EXTRACTED MATERIAL
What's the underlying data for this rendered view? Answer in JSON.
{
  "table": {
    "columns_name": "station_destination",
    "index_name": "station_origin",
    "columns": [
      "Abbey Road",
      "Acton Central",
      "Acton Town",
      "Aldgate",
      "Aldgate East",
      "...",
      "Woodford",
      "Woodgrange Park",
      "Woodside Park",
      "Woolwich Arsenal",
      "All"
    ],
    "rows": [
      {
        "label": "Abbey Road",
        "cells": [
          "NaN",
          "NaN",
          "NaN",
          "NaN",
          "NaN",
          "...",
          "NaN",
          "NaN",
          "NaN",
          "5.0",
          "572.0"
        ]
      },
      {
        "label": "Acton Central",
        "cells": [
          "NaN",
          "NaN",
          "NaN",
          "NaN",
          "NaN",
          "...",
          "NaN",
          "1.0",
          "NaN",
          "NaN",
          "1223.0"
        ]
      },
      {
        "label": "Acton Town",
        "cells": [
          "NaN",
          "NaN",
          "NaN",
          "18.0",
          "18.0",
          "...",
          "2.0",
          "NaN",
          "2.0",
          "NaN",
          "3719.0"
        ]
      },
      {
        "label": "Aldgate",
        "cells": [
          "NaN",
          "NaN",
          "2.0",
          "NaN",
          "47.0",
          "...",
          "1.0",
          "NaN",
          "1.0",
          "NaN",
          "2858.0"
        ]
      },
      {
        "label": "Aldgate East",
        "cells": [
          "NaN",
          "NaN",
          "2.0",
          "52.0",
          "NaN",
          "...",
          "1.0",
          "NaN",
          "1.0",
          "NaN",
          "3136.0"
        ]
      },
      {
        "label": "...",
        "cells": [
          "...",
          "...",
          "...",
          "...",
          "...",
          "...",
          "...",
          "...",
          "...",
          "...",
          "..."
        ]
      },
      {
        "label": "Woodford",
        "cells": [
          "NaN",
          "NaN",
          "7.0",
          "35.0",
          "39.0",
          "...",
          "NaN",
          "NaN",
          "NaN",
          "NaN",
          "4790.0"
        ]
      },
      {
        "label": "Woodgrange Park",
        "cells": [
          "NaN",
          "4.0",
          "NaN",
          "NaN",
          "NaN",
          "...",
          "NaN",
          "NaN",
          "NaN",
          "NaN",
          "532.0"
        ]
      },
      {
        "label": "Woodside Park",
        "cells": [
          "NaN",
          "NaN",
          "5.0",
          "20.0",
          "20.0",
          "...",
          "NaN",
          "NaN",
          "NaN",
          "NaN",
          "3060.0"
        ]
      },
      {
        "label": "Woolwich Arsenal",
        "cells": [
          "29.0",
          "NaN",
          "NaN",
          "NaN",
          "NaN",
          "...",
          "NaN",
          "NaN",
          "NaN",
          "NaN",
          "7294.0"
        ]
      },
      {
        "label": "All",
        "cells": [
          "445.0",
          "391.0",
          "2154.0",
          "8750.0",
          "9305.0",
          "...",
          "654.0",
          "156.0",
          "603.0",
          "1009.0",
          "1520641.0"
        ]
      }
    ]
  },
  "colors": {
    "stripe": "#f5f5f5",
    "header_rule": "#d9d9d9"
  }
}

GOAL
Copy out all of the records shown above exactly.

SOLUTION TO THIS EXERCISE
What's the underlying data for this rendered view? Answer in JSON.
{
  "table": {
    "columns_name": "station_destination",
    "index_name": "station_origin",
    "columns": [
      "Abbey Road",
      "Acton Central",
      "Acton Town",
      "Aldgate",
      "Aldgate East",
      "...",
      "Woodford",
      "Woodgrange Park",
      "Woodside Park",
      "Woolwich Arsenal",
      "All"
    ],
    "rows": [
      {
        "label": "Abbey Road",
        "cells": [
          "NaN",
          "NaN",
          "NaN",
          "NaN",
          "NaN",
          "...",
          "NaN",
          "NaN",
          "NaN",
          "5.0",
          "572.0"
        ]
      },
      {
        "label": "Acton Central",
        "cells": [
          "NaN",
          "NaN",
          "NaN",
          "NaN",
          "NaN",
          "...",
          "NaN",
          "1.0",
          "NaN",
          "NaN",
          "1223.0"
        ]
      },
      {
        "label": "Acton Town",
        "cells": [
          "NaN",
          "NaN",
          "NaN",
          "18.0",
          "18.0",
          "...",
          "2.0",
          "NaN",
          "2.0",
          "NaN",
          "3719.0"
        ]
      },
      {
        "label": "Aldgate",
        "cells": [
          "NaN",
          "NaN",
          "2.0",
          "NaN",
          "47.0",
          "...",
          "1.0",
          "NaN",
          "1.0",
          "NaN",
          "2858.0"
        ]
      },
      {
        "label": "Aldgate East",
        "cells": [
          "NaN",
          "NaN",
          "2.0",
          "52.0",
          "NaN",
          "...",
          "1.0",
          "NaN",
          "1.0",
          "NaN",
          "3136.0"
        ]
      },
      {
        "label": "...",
        "cells": [
          "...",
          "...",
          "...",
          "...",
          "...",
          "...",
          "...",
          "...",
          "...",
          "...",
          "..."
        ]
      },
      {
        "label": "Woodford",
        "cells": [
          "NaN",
          "NaN",
          "7.0",
          "35.0",
          "39.0",
          "...",
          "NaN",
          "NaN",
          "NaN",
          "NaN",
          "4790.0"
        ]
      },
      {
        "label": "Woodgrange Park",
        "cells": [
          "NaN",
          "4.0",
          "NaN",
          "NaN",
          "NaN",
          "...",
          "NaN",
          "NaN",
          "NaN",
          "NaN",
          "532.0"
        ]
      },
      {
        "label": "Woodside Park",
        "cells": [
          "NaN",
          "NaN",
          "5.0",
          "20.0",
          "20.0",
          "...",
          "NaN",
          "NaN",
          "NaN",
          "NaN",
          "3060.0"
        ]
      },
      {
        "label": "Woolwich Arsenal",
        "cells": [
          "29.0",
          "NaN",
          "NaN",
          "NaN",
          "NaN",
          "...",
          "NaN",
          "NaN",
          "NaN",
          "NaN",
          "7294.0"
        ]
      },
      {
        "label": "All",
        "cells": [
          "445.0",
          "391.0",
          "2154.0",
          "8750.0",
          "9305.0",
          "...",
          "654.0",
          "156.0",
          "603.0",
          "1009.0",
          "1520641.0"
        ]
      }
    ]
  },
  "colors": {
    "stripe": "#f5f5f5",
    "header_rule": "#d9d9d9"
  }
}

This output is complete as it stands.